# Set exercise
Give only the number of lines that hold the word "Index".

# Data listing
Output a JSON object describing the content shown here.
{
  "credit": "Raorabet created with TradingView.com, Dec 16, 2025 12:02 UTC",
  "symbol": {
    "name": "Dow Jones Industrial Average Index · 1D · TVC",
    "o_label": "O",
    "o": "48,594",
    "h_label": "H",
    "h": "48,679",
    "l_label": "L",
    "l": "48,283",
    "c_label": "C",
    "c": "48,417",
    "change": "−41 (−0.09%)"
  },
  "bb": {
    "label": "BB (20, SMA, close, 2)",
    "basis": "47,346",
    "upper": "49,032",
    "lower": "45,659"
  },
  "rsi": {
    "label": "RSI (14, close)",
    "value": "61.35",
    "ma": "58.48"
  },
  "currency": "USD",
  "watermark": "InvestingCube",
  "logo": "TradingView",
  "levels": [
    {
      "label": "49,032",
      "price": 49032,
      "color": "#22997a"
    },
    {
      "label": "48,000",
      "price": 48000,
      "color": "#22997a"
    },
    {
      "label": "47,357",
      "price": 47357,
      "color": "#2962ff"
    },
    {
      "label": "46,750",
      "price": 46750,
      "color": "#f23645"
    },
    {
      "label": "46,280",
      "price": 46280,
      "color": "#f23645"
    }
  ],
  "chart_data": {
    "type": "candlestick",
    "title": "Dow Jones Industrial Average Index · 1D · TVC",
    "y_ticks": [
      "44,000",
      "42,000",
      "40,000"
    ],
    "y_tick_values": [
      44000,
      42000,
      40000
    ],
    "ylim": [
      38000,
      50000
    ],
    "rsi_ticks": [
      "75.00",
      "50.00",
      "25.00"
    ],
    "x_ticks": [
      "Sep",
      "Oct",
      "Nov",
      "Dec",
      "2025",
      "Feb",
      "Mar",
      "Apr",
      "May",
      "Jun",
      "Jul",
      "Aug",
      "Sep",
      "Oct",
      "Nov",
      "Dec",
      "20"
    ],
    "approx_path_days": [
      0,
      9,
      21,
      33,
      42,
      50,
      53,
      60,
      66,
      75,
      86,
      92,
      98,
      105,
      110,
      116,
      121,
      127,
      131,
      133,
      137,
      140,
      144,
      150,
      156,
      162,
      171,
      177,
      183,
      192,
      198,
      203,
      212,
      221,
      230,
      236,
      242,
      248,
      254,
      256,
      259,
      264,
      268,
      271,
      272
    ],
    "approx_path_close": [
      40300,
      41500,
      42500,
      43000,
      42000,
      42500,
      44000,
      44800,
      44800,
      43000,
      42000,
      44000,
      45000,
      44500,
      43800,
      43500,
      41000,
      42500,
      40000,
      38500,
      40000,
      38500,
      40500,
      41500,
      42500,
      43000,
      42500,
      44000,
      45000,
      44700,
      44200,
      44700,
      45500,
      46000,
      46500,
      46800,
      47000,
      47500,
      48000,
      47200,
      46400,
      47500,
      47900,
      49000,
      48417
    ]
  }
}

# Response to the task
2